▶ YOUR TASK: Output the records from their first line up to and including the line containing "closing-note: (Schluß der" as a JSON list of strings, one string per line, with blank lines omitted.

### AVAILABLE DATA

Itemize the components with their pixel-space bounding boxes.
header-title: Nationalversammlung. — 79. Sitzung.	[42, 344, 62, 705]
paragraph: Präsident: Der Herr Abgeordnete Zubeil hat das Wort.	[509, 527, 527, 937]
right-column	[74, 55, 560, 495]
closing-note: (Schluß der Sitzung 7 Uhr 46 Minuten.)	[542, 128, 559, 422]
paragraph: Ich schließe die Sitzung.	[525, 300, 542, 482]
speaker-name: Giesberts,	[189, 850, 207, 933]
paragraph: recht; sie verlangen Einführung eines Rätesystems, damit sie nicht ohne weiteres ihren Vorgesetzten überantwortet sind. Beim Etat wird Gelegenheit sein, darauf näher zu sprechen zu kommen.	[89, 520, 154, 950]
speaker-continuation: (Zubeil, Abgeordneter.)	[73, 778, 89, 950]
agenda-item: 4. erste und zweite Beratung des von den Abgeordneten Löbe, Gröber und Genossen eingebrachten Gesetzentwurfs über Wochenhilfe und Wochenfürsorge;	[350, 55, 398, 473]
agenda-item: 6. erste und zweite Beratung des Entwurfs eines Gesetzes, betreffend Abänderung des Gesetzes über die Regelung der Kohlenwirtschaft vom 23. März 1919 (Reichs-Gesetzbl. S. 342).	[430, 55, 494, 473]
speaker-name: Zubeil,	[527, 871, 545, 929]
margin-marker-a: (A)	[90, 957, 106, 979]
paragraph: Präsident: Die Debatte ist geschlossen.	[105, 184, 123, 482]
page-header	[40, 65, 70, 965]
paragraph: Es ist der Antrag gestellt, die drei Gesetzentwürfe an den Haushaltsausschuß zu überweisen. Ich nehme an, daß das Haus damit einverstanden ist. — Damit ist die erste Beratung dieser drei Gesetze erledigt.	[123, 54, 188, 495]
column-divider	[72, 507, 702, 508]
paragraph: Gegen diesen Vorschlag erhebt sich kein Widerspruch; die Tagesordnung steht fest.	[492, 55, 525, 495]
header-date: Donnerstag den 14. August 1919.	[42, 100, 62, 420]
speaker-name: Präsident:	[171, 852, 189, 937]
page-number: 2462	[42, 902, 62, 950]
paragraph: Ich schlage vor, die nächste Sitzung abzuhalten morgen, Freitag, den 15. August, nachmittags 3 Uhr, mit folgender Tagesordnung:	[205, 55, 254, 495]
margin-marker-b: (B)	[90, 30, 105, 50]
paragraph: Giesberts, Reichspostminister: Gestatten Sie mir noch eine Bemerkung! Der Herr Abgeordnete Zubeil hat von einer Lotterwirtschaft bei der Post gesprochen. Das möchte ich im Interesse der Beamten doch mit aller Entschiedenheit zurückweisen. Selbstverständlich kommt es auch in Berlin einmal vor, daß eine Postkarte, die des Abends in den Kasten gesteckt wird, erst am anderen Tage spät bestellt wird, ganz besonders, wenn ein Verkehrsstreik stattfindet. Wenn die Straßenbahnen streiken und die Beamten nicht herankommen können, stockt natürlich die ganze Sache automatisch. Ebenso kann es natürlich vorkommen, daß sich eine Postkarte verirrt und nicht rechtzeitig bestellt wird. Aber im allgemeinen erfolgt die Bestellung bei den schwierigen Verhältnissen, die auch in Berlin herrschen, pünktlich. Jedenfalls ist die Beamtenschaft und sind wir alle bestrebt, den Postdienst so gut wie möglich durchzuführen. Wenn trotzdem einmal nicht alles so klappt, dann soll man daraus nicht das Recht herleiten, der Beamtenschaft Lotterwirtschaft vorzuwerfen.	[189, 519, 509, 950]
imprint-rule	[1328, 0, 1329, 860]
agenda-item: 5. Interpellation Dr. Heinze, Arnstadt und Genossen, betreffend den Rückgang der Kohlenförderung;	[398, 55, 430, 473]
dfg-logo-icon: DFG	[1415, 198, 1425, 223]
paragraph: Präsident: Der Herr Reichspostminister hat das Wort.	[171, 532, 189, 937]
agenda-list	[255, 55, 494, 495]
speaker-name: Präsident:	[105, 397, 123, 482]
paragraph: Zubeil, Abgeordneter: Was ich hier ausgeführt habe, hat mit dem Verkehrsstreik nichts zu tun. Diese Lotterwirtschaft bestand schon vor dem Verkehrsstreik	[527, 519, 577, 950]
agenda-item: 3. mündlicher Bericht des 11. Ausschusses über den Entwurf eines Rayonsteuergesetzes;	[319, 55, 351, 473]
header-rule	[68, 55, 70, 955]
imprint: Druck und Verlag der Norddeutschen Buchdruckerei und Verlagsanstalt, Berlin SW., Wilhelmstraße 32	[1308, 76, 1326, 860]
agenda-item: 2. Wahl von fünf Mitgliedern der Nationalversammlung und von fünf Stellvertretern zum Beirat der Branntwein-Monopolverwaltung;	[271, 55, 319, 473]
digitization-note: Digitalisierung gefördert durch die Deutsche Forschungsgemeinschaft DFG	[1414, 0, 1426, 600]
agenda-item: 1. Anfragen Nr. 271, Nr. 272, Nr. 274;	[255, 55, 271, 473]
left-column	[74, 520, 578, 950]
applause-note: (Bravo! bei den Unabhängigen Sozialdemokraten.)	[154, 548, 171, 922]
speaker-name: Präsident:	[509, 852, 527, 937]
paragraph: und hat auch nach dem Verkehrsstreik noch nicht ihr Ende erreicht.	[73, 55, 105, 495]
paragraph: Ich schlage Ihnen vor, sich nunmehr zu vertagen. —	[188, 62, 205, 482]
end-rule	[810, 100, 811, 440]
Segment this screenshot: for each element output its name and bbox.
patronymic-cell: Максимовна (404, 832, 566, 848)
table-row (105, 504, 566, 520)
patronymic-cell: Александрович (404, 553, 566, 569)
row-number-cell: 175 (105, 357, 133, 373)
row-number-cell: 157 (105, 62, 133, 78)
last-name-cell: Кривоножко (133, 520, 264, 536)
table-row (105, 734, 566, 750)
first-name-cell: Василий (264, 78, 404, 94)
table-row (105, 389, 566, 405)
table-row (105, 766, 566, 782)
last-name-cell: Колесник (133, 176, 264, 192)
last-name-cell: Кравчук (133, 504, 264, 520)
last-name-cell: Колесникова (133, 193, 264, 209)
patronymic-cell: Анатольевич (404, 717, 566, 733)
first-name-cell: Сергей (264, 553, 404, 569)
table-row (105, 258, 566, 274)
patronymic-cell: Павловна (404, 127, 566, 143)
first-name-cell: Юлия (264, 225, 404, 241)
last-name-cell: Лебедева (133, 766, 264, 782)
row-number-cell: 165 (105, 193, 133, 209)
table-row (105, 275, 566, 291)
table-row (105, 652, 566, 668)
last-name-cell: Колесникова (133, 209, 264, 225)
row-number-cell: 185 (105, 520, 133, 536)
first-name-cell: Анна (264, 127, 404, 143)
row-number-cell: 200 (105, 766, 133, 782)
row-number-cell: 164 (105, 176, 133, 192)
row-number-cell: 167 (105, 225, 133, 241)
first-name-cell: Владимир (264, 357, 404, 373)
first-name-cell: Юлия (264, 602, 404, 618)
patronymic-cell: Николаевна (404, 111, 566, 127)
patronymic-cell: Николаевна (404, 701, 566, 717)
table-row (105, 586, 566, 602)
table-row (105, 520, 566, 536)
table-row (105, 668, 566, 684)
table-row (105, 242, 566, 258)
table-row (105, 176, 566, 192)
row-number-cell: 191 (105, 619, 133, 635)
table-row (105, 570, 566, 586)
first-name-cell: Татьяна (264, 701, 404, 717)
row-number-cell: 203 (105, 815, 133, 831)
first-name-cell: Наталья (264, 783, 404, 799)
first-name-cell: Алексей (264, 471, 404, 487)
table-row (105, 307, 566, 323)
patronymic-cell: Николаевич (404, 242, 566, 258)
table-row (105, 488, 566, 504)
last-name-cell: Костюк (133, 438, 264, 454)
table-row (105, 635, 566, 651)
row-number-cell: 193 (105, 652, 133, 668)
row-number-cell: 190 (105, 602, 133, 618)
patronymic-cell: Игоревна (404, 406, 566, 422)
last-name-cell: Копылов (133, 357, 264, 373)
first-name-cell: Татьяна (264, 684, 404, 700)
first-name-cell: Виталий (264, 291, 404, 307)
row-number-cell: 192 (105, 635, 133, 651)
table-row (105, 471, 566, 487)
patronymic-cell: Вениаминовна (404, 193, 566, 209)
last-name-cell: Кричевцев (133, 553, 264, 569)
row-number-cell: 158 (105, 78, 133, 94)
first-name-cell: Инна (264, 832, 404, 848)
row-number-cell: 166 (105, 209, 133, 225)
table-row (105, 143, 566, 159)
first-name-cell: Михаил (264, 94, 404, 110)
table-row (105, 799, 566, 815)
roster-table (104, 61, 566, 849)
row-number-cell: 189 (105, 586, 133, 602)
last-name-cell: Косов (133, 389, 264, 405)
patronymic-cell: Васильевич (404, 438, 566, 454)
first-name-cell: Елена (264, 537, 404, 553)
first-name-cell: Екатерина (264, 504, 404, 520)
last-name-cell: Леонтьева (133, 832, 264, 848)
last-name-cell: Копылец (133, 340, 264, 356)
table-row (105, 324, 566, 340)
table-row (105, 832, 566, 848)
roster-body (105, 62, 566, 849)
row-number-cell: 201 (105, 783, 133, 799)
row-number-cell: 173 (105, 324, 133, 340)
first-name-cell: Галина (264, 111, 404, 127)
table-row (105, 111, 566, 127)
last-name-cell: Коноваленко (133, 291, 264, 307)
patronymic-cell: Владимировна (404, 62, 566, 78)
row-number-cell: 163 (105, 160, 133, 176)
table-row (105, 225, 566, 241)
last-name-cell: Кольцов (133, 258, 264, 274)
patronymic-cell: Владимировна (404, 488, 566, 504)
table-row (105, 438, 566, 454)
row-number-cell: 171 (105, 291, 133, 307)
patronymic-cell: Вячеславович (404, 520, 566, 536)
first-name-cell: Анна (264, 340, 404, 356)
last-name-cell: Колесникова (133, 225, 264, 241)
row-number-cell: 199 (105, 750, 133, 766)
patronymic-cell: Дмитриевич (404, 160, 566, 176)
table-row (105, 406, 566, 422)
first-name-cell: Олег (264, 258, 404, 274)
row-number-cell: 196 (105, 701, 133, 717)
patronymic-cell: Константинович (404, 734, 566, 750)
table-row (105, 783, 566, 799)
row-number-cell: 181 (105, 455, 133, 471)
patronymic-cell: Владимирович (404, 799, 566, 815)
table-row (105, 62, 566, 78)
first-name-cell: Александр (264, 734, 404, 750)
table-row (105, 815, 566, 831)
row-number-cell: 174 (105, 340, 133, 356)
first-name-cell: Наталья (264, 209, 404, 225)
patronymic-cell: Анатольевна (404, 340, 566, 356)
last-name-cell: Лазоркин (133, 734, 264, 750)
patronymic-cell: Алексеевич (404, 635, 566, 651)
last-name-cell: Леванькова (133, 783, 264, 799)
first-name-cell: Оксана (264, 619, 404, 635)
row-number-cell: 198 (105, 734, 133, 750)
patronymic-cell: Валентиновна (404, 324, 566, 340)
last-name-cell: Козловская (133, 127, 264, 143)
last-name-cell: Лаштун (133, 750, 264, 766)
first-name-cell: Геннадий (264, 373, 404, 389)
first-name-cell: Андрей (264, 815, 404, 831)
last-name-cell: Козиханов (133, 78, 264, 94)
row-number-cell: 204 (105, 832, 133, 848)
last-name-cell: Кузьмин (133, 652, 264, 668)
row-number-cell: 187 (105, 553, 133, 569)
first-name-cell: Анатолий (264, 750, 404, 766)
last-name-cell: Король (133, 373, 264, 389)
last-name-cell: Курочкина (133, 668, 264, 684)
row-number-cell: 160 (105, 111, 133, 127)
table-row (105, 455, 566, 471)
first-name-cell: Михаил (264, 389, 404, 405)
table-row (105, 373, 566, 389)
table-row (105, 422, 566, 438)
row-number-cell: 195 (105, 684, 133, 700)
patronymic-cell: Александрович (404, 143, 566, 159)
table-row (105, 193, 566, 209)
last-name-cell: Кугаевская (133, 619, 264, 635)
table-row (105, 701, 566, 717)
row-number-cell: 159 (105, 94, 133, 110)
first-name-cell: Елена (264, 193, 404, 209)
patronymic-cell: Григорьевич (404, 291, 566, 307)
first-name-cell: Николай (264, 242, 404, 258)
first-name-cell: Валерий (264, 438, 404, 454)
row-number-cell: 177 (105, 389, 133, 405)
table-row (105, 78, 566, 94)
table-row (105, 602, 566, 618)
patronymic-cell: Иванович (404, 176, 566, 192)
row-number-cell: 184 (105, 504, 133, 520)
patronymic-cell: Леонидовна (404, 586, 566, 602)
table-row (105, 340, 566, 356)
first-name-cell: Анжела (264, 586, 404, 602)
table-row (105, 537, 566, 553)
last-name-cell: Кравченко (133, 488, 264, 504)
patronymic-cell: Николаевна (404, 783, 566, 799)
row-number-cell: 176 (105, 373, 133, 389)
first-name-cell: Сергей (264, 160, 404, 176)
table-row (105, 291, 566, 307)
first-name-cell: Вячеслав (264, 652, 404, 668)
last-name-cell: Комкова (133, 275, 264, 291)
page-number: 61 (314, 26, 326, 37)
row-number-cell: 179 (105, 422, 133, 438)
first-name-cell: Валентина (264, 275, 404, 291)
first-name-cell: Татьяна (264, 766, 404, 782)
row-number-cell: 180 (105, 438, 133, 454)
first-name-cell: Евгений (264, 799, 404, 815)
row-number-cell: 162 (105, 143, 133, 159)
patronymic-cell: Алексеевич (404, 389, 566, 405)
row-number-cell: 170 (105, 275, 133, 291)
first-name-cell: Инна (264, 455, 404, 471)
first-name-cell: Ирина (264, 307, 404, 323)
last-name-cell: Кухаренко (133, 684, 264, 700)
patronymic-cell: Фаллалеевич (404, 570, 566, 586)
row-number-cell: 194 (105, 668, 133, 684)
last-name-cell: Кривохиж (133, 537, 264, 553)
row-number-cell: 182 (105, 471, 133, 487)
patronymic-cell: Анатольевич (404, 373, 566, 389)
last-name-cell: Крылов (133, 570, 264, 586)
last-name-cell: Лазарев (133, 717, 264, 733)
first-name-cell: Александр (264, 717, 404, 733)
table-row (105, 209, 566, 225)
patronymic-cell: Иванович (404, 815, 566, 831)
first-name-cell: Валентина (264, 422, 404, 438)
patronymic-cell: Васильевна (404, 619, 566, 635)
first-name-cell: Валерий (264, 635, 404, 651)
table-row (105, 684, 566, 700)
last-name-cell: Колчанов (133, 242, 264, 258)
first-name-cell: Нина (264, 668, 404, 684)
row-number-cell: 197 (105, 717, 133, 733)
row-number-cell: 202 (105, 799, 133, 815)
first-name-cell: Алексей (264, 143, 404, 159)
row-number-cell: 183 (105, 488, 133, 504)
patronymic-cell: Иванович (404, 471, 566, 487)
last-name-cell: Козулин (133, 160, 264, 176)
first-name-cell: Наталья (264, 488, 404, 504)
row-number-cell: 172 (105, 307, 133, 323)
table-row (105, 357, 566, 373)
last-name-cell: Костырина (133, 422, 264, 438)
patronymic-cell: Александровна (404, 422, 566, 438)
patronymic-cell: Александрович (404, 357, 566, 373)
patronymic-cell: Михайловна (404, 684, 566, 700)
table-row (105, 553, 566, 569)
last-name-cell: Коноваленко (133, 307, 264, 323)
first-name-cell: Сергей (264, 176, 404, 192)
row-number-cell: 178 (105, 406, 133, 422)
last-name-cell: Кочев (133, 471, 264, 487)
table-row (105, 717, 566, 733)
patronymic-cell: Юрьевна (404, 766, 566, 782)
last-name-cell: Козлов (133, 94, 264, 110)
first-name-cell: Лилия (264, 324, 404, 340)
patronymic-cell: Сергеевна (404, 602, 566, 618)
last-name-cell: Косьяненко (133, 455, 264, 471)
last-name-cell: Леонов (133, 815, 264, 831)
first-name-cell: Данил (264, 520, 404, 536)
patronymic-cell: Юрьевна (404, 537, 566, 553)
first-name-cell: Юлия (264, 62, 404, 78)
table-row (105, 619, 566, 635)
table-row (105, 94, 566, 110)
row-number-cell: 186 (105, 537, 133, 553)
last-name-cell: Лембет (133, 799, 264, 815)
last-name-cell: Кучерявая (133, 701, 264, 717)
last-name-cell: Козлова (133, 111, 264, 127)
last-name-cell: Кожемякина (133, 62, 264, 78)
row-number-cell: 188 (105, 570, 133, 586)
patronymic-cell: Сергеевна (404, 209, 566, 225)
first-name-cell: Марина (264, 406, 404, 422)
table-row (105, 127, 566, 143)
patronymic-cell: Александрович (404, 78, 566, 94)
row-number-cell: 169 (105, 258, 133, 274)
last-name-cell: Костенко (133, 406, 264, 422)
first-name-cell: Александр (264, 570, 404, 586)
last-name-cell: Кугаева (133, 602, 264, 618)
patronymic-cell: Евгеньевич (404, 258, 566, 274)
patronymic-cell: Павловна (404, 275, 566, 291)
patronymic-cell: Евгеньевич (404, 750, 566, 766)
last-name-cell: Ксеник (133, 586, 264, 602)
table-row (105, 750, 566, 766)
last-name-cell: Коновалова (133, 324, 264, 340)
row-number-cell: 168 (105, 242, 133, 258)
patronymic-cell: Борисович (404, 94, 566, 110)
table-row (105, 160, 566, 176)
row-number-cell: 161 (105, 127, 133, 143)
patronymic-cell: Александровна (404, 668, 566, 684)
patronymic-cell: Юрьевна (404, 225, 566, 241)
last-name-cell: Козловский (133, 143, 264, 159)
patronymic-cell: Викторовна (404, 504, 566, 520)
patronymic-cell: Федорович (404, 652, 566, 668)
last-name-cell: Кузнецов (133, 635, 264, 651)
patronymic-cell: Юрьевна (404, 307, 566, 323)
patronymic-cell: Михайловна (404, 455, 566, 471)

######

▶ FULL OUTPUT:
[
  "Itemize the components with their pixel-space bounding boxes.",
  "header-title: Nationalversammlung. — 79. Sitzung.\t[42, 344, 62, 705]",
  "paragraph: Präsident: Der Herr Abgeordnete Zubeil hat das Wort.\t[509, 527, 527, 937]",
  "right-column\t[74, 55, 560, 495]",
  "closing-note: (Schluß der Sitzung 7 Uhr 46 Minuten.)\t[542, 128, 559, 422]"
]